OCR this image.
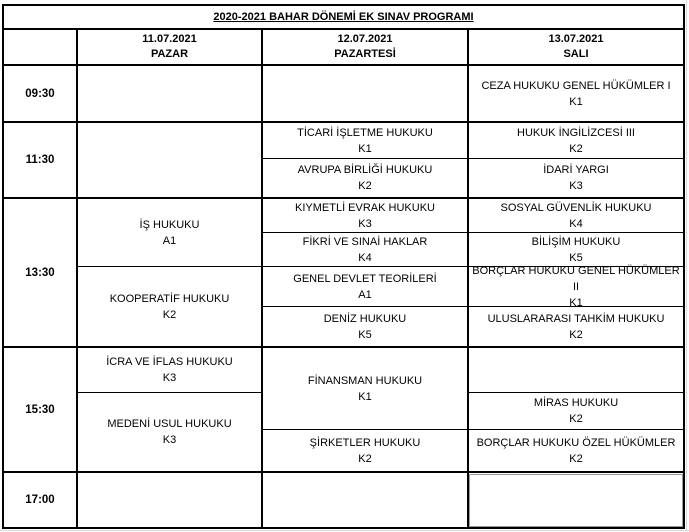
2020-2021 BAHAR DÖNEMİ EK SINAV PROGRAMI
11.07.2021
PAZAR
12.07.2021
PAZARTESİ
13.07.2021
SALI
09:30
11:30
13:30
15:30
17:00
İŞ HUKUKU
A1
KOOPERATİF HUKUKU
K2
İCRA VE İFLAS HUKUKU
K3
MEDENİ USUL HUKUKU
K3
TİCARİ İŞLETME HUKUKU
K1
AVRUPA BİRLİĞİ HUKUKU
K2
KIYMETLİ EVRAK HUKUKU
K3
FİKRİ VE SINAİ HAKLAR
K4
GENEL DEVLET TEORİLERİ
A1
DENİZ HUKUKU
K5
FİNANSMAN HUKUKU
K1
ŞİRKETLER HUKUKU
K2
CEZA HUKUKU GENEL HÜKÜMLER I
K1
HUKUK İNGİLİZCESİ III
K2
İDARİ YARGI
K3
SOSYAL GÜVENLİK HUKUKU
K4
BİLİŞİM HUKUKU
K5
BORÇLAR HUKUKU GENEL HÜKÜMLER II
K1
ULUSLARARASI TAHKİM HUKUKU
K2
MİRAS HUKUKU
K2
BORÇLAR HUKUKU ÖZEL HÜKÜMLER
K2
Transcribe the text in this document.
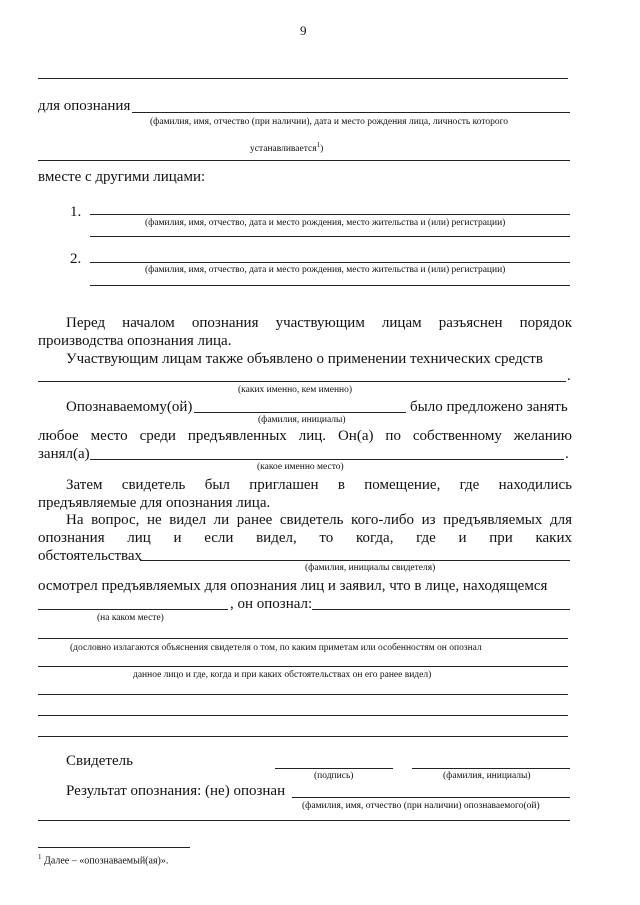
9
для опознания
(фамилия, имя, отчество (при наличии), дата и место рождения лица, личность которого
устанавливается$^1$)
вместе с другими лицами:
1.
(фамилия, имя, отчество, дата и место рождения, место жительства и (или) регистрации)
2.
(фамилия, имя, отчество, дата и место рождения, место жительства и (или) регистрации)
Перед началом опознания участвующим лицам разъяснен порядок
производства опознания лица.
Участвующим лицам также объявлено о применении технических средств
.
(каких именно, кем именно)
Опознаваемому(ой)	было предложено занять
(фамилия, инициалы)
любое место среди предъявленных лиц. Он(а) по собственному желанию
занял(а)	.
(какое именно место)
Затем свидетель был приглашен в помещение, где находились
предъявляемые для опознания лица.
На вопрос, не видел ли ранее свидетель кого-либо из предъявляемых для
опознания лиц и если видел, то когда, где и при каких
обстоятельствах
(фамилия, инициалы свидетеля)
осмотрел предъявляемых для опознания лиц и заявил, что в лице, находящемся
, он опознал:
(на каком месте)
(дословно излагаются объяснения свидетеля о том, по каким приметам или особенностям он опознал
данное лицо и где, когда и при каких обстоятельствах он его ранее видел)
Свидетель
(подпись)	(фамилия, инициалы)
Результат опознания: (не) опознан
(фамилия, имя, отчество (при наличии) опознаваемого(ой)
$^1$ Далее – «опознаваемый(ая)».
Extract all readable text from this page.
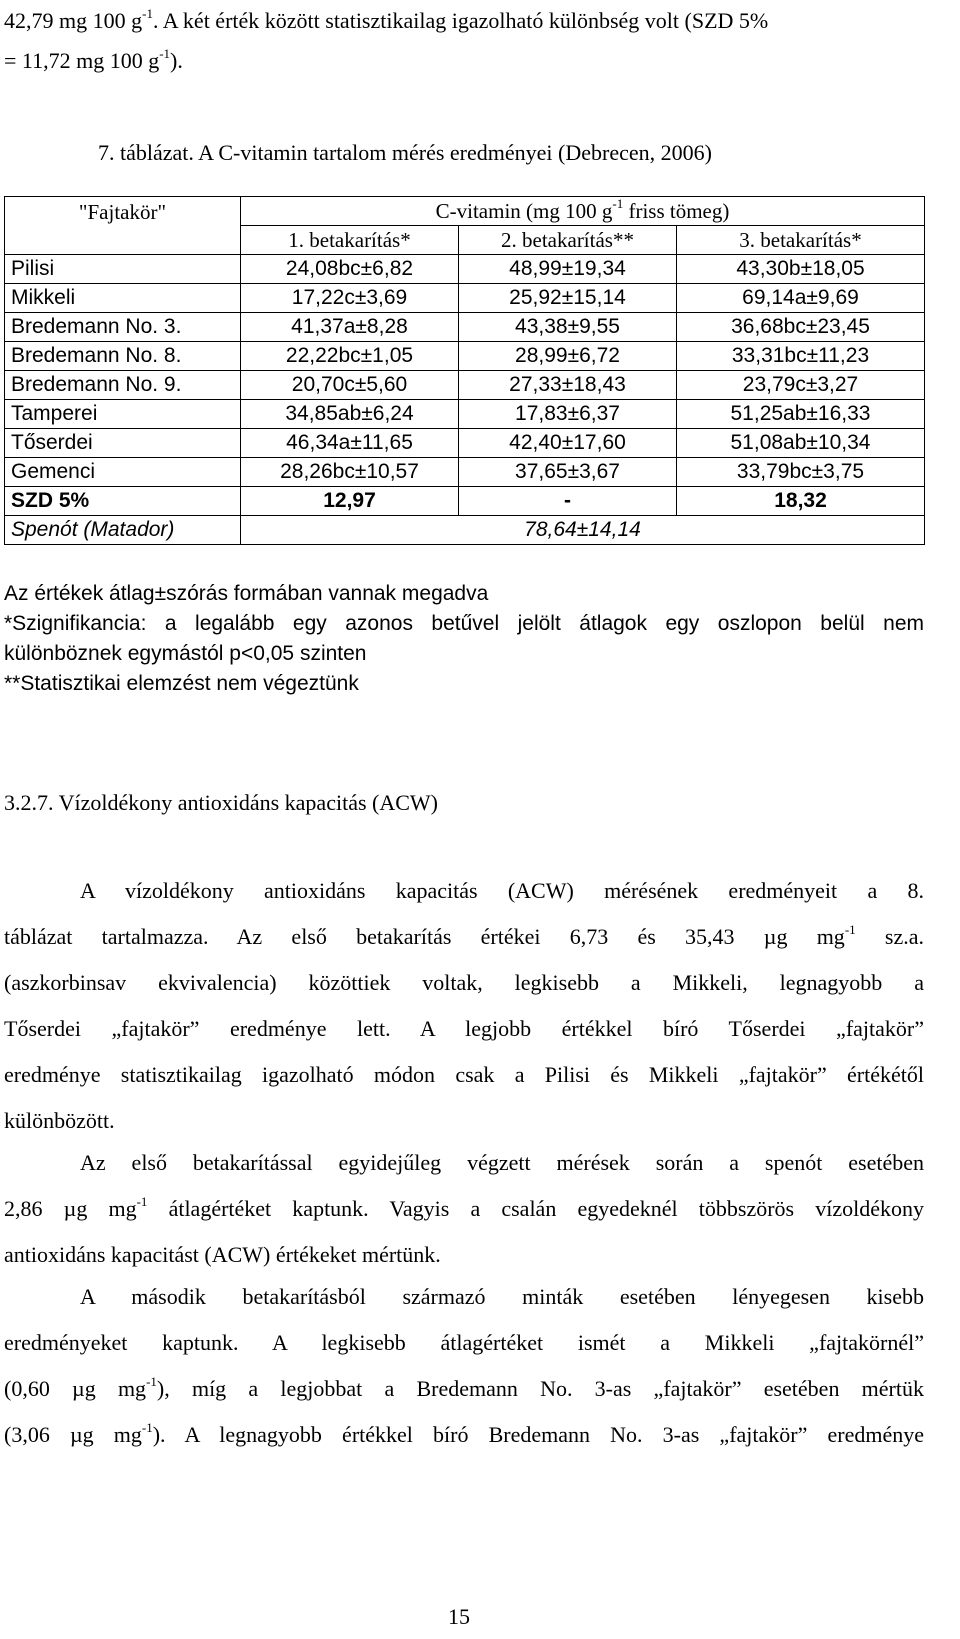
42,79 mg 100 $g^{-1}$. A két érték között statisztikailag igazolható különbség volt (SZD 5%
= 11,72 mg 100 $g^{-1}$).
7. táblázat. A C-vitamin tartalom mérés eredményei (Debrecen, 2006)
"Fajtakör"	C-vitamin (mg 100 $g^{-1}$ friss tömeg)		
	1. betakarítás*	2. betakarítás**	3. betakarítás*
Pilisi	24,08bc±6,82	48,99±19,34	43,30b±18,05
Mikkeli	17,22c±3,69	25,92±15,14	69,14a±9,69
Bredemann No. 3.	41,37a±8,28	43,38±9,55	36,68bc±23,45
Bredemann No. 8.	22,22bc±1,05	28,99±6,72	33,31bc±11,23
Bredemann No. 9.	20,70c±5,60	27,33±18,43	23,79c±3,27
Tamperei	34,85ab±6,24	17,83±6,37	51,25ab±16,33
Tőserdei	46,34a±11,65	42,40±17,60	51,08ab±10,34
Gemenci	28,26bc±10,57	37,65±3,67	33,79bc±3,75
SZD 5%	12,97	-	18,32
Spenót (Matador)	78,64±14,14		
Az értékek átlag±szórás formában vannak megadva
*Szignifikancia: a legalább egy azonos betűvel jelölt átlagok egy oszlopon belül nem
különböznek egymástól p<0,05 szinten
**Statisztikai elemzést nem végeztünk
3.2.7. Vízoldékony antioxidáns kapacitás (ACW)
A vízoldékony antioxidáns kapacitás (ACW) mérésének eredményeit a 8.
táblázat tartalmazza. Az első betakarítás értékei 6,73 és 35,43 µg $mg^{-1}$ sz.a.
(aszkorbinsav ekvivalencia) közöttiek voltak, legkisebb a Mikkeli, legnagyobb a
Tőserdei „fajtakör” eredménye lett. A legjobb értékkel bíró Tőserdei „fajtakör”
eredménye statisztikailag igazolható módon csak a Pilisi és Mikkeli „fajtakör” értékétől
különbözött.
Az első betakarítással egyidejűleg végzett mérések során a spenót esetében
2,86 µg $mg^{-1}$ átlagértéket kaptunk. Vagyis a csalán egyedeknél többszörös vízoldékony
antioxidáns kapacitást (ACW) értékeket mértünk.
A második betakarításból származó minták esetében lényegesen kisebb
eredményeket kaptunk. A legkisebb átlagértéket ismét a Mikkeli „fajtakörnél”
(0,60 µg $mg^{-1}$), míg a legjobbat a Bredemann No. 3-as „fajtakör” esetében mértük
(3,06 µg $mg^{-1}$). A legnagyobb értékkel bíró Bredemann No. 3-as „fajtakör” eredménye
15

DIRECTION — Copy each line of the records precisely and drop any images they hold.

WRITTEN SOLUTION —
OCR this image.
2020-2021 BAHAR DÖNEMİ EK SINAV PROGRAMI
11.07.2021
PAZAR
12.07.2021
PAZARTESİ
13.07.2021
SALI
09:30
11:30
13:30
15:30
17:00
İŞ HUKUKU
A1
KOOPERATİF HUKUKU
K2
İCRA VE İFLAS HUKUKU
K3
MEDENİ USUL HUKUKU
K3
TİCARİ İŞLETME HUKUKU
K1
AVRUPA BİRLİĞİ HUKUKU
K2
KIYMETLİ EVRAK HUKUKU
K3
FİKRİ VE SINAİ HAKLAR
K4
GENEL DEVLET TEORİLERİ
A1
DENİZ HUKUKU
K5
FİNANSMAN HUKUKU
K1
ŞİRKETLER HUKUKU
K2
CEZA HUKUKU GENEL HÜKÜMLER I
K1
HUKUK İNGİLİZCESİ III
K2
İDARİ YARGI
K3
SOSYAL GÜVENLİK HUKUKU
K4
BİLİŞİM HUKUKU
K5
BORÇLAR HUKUKU GENEL HÜKÜMLER II
K1
ULUSLARARASI TAHKİM HUKUKU
K2
MİRAS HUKUKU
K2
BORÇLAR HUKUKU ÖZEL HÜKÜMLER
K2
Transcribe the text in this document.
9
для опознания
(фамилия, имя, отчество (при наличии), дата и место рождения лица, личность которого
устанавливается$^1$)
вместе с другими лицами:
1.
(фамилия, имя, отчество, дата и место рождения, место жительства и (или) регистрации)
2.
(фамилия, имя, отчество, дата и место рождения, место жительства и (или) регистрации)
Перед началом опознания участвующим лицам разъяснен порядок
производства опознания лица.
Участвующим лицам также объявлено о применении технических средств
.
(каких именно, кем именно)
Опознаваемому(ой)	было предложено занять
(фамилия, инициалы)
любое место среди предъявленных лиц. Он(а) по собственному желанию
занял(а)	.
(какое именно место)
Затем свидетель был приглашен в помещение, где находились
предъявляемые для опознания лица.
На вопрос, не видел ли ранее свидетель кого-либо из предъявляемых для
опознания лиц и если видел, то когда, где и при каких
обстоятельствах
(фамилия, инициалы свидетеля)
осмотрел предъявляемых для опознания лиц и заявил, что в лице, находящемся
, он опознал:
(на каком месте)
(дословно излагаются объяснения свидетеля о том, по каким приметам или особенностям он опознал
данное лицо и где, когда и при каких обстоятельствах он его ранее видел)
Свидетель
(подпись)	(фамилия, инициалы)
Результат опознания: (не) опознан
(фамилия, имя, отчество (при наличии) опознаваемого(ой)
$^1$ Далее – «опознаваемый(ая)».
Extract all readable text from this page.
42,79 mg 100 $g^{-1}$. A két érték között statisztikailag igazolható különbség volt (SZD 5%
= 11,72 mg 100 $g^{-1}$).
7. táblázat. A C-vitamin tartalom mérés eredményei (Debrecen, 2006)
"Fajtakör"	C-vitamin (mg 100 $g^{-1}$ friss tömeg)		
	1. betakarítás*	2. betakarítás**	3. betakarítás*
Pilisi	24,08bc±6,82	48,99±19,34	43,30b±18,05
Mikkeli	17,22c±3,69	25,92±15,14	69,14a±9,69
Bredemann No. 3.	41,37a±8,28	43,38±9,55	36,68bc±23,45
Bredemann No. 8.	22,22bc±1,05	28,99±6,72	33,31bc±11,23
Bredemann No. 9.	20,70c±5,60	27,33±18,43	23,79c±3,27
Tamperei	34,85ab±6,24	17,83±6,37	51,25ab±16,33
Tőserdei	46,34a±11,65	42,40±17,60	51,08ab±10,34
Gemenci	28,26bc±10,57	37,65±3,67	33,79bc±3,75
SZD 5%	12,97	-	18,32
Spenót (Matador)	78,64±14,14		
Az értékek átlag±szórás formában vannak megadva
*Szignifikancia: a legalább egy azonos betűvel jelölt átlagok egy oszlopon belül nem
különböznek egymástól p<0,05 szinten
**Statisztikai elemzést nem végeztünk
3.2.7. Vízoldékony antioxidáns kapacitás (ACW)
A vízoldékony antioxidáns kapacitás (ACW) mérésének eredményeit a 8.
táblázat tartalmazza. Az első betakarítás értékei 6,73 és 35,43 µg $mg^{-1}$ sz.a.
(aszkorbinsav ekvivalencia) közöttiek voltak, legkisebb a Mikkeli, legnagyobb a
Tőserdei „fajtakör” eredménye lett. A legjobb értékkel bíró Tőserdei „fajtakör”
eredménye statisztikailag igazolható módon csak a Pilisi és Mikkeli „fajtakör” értékétől
különbözött.
Az első betakarítással egyidejűleg végzett mérések során a spenót esetében
2,86 µg $mg^{-1}$ átlagértéket kaptunk. Vagyis a csalán egyedeknél többszörös vízoldékony
antioxidáns kapacitást (ACW) értékeket mértünk.
A második betakarításból származó minták esetében lényegesen kisebb
eredményeket kaptunk. A legkisebb átlagértéket ismét a Mikkeli „fajtakörnél”
(0,60 µg $mg^{-1}$), míg a legjobbat a Bredemann No. 3-as „fajtakör” esetében mértük
(3,06 µg $mg^{-1}$). A legnagyobb értékkel bíró Bredemann No. 3-as „fajtakör” eredménye
15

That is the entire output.